→ STATED PROBLEM: Make an exact copy of the listing below.

→ EXTRACTED DATA:
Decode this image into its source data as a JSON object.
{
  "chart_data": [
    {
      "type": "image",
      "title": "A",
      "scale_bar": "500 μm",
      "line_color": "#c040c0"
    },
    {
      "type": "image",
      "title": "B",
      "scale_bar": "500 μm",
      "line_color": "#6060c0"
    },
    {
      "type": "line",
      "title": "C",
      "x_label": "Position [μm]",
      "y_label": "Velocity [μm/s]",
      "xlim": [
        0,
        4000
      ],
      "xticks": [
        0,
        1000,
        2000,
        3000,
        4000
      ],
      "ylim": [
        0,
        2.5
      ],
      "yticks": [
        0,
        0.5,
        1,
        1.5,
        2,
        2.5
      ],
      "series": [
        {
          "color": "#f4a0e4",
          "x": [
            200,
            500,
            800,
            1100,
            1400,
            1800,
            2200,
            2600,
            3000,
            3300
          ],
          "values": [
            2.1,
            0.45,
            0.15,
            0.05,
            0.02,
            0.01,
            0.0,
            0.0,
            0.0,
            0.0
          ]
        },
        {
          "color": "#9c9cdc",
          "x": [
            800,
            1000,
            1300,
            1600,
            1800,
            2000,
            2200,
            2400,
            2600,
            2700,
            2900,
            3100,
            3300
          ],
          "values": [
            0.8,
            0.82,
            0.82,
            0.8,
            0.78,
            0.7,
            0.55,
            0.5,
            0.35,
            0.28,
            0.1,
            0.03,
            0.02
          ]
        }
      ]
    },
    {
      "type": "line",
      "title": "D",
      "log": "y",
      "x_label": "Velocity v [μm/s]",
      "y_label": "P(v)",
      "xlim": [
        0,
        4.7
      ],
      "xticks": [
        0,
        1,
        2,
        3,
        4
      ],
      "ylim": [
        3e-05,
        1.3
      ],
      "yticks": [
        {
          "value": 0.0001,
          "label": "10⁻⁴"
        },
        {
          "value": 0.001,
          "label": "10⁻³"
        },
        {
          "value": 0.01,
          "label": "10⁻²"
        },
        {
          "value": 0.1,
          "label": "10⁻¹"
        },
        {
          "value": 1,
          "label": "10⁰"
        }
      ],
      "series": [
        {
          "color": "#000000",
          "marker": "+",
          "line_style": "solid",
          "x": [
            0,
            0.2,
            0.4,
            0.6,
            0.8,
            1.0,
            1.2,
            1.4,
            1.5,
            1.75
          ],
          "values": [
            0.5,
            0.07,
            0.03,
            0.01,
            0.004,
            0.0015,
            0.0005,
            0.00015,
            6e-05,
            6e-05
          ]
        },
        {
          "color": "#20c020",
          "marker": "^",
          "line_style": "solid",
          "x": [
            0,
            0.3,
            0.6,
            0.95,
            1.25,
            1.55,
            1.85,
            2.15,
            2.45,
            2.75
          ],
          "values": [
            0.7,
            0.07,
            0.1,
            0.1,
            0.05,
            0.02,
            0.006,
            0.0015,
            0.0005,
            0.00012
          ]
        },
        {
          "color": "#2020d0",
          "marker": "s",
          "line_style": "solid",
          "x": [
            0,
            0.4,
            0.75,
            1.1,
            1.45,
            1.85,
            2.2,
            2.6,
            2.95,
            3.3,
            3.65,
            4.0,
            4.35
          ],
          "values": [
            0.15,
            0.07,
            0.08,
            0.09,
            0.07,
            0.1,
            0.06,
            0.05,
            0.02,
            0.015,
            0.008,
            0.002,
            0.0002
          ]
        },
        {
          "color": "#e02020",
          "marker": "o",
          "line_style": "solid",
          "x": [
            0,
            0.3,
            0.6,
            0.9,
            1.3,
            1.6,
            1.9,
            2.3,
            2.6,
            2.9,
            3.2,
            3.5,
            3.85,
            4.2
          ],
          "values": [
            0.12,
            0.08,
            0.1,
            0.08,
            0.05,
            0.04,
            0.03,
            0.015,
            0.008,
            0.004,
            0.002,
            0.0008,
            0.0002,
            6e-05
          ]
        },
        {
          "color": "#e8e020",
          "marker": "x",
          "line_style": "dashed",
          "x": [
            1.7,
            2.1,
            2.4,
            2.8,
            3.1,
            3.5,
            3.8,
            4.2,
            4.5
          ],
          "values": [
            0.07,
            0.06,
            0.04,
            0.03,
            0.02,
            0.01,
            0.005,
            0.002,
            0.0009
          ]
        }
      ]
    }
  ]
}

→ TASK RESULT:
Decode this image into its source data as a JSON object.
{
  "chart_data": [
    {
      "type": "image",
      "title": "A",
      "scale_bar": "500 μm",
      "line_color": "#c040c0"
    },
    {
      "type": "image",
      "title": "B",
      "scale_bar": "500 μm",
      "line_color": "#6060c0"
    },
    {
      "type": "line",
      "title": "C",
      "x_label": "Position [μm]",
      "y_label": "Velocity [μm/s]",
      "xlim": [
        0,
        4000
      ],
      "xticks": [
        0,
        1000,
        2000,
        3000,
        4000
      ],
      "ylim": [
        0,
        2.5
      ],
      "yticks": [
        0,
        0.5,
        1,
        1.5,
        2,
        2.5
      ],
      "series": [
        {
          "color": "#f4a0e4",
          "x": [
            200,
            500,
            800,
            1100,
            1400,
            1800,
            2200,
            2600,
            3000,
            3300
          ],
          "values": [
            2.1,
            0.45,
            0.15,
            0.05,
            0.02,
            0.01,
            0.0,
            0.0,
            0.0,
            0.0
          ]
        },
        {
          "color": "#9c9cdc",
          "x": [
            800,
            1000,
            1300,
            1600,
            1800,
            2000,
            2200,
            2400,
            2600,
            2700,
            2900,
            3100,
            3300
          ],
          "values": [
            0.8,
            0.82,
            0.82,
            0.8,
            0.78,
            0.7,
            0.55,
            0.5,
            0.35,
            0.28,
            0.1,
            0.03,
            0.02
          ]
        }
      ]
    },
    {
      "type": "line",
      "title": "D",
      "log": "y",
      "x_label": "Velocity v [μm/s]",
      "y_label": "P(v)",
      "xlim": [
        0,
        4.7
      ],
      "xticks": [
        0,
        1,
        2,
        3,
        4
      ],
      "ylim": [
        3e-05,
        1.3
      ],
      "yticks": [
        {
          "value": 0.0001,
          "label": "10⁻⁴"
        },
        {
          "value": 0.001,
          "label": "10⁻³"
        },
        {
          "value": 0.01,
          "label": "10⁻²"
        },
        {
          "value": 0.1,
          "label": "10⁻¹"
        },
        {
          "value": 1,
          "label": "10⁰"
        }
      ],
      "series": [
        {
          "color": "#000000",
          "marker": "+",
          "line_style": "solid",
          "x": [
            0,
            0.2,
            0.4,
            0.6,
            0.8,
            1.0,
            1.2,
            1.4,
            1.5,
            1.75
          ],
          "values": [
            0.5,
            0.07,
            0.03,
            0.01,
            0.004,
            0.0015,
            0.0005,
            0.00015,
            6e-05,
            6e-05
          ]
        },
        {
          "color": "#20c020",
          "marker": "^",
          "line_style": "solid",
          "x": [
            0,
            0.3,
            0.6,
            0.95,
            1.25,
            1.55,
            1.85,
            2.15,
            2.45,
            2.75
          ],
          "values": [
            0.7,
            0.07,
            0.1,
            0.1,
            0.05,
            0.02,
            0.006,
            0.0015,
            0.0005,
            0.00012
          ]
        },
        {
          "color": "#2020d0",
          "marker": "s",
          "line_style": "solid",
          "x": [
            0,
            0.4,
            0.75,
            1.1,
            1.45,
            1.85,
            2.2,
            2.6,
            2.95,
            3.3,
            3.65,
            4.0,
            4.35
          ],
          "values": [
            0.15,
            0.07,
            0.08,
            0.09,
            0.07,
            0.1,
            0.06,
            0.05,
            0.02,
            0.015,
            0.008,
            0.002,
            0.0002
          ]
        },
        {
          "color": "#e02020",
          "marker": "o",
          "line_style": "solid",
          "x": [
            0,
            0.3,
            0.6,
            0.9,
            1.3,
            1.6,
            1.9,
            2.3,
            2.6,
            2.9,
            3.2,
            3.5,
            3.85,
            4.2
          ],
          "values": [
            0.12,
            0.08,
            0.1,
            0.08,
            0.05,
            0.04,
            0.03,
            0.015,
            0.008,
            0.004,
            0.002,
            0.0008,
            0.0002,
            6e-05
          ]
        },
        {
          "color": "#e8e020",
          "marker": "x",
          "line_style": "dashed",
          "x": [
            1.7,
            2.1,
            2.4,
            2.8,
            3.1,
            3.5,
            3.8,
            4.2,
            4.5
          ],
          "values": [
            0.07,
            0.06,
            0.04,
            0.03,
            0.02,
            0.01,
            0.005,
            0.002,
            0.0009
          ]
        }
      ]
    }
  ]
}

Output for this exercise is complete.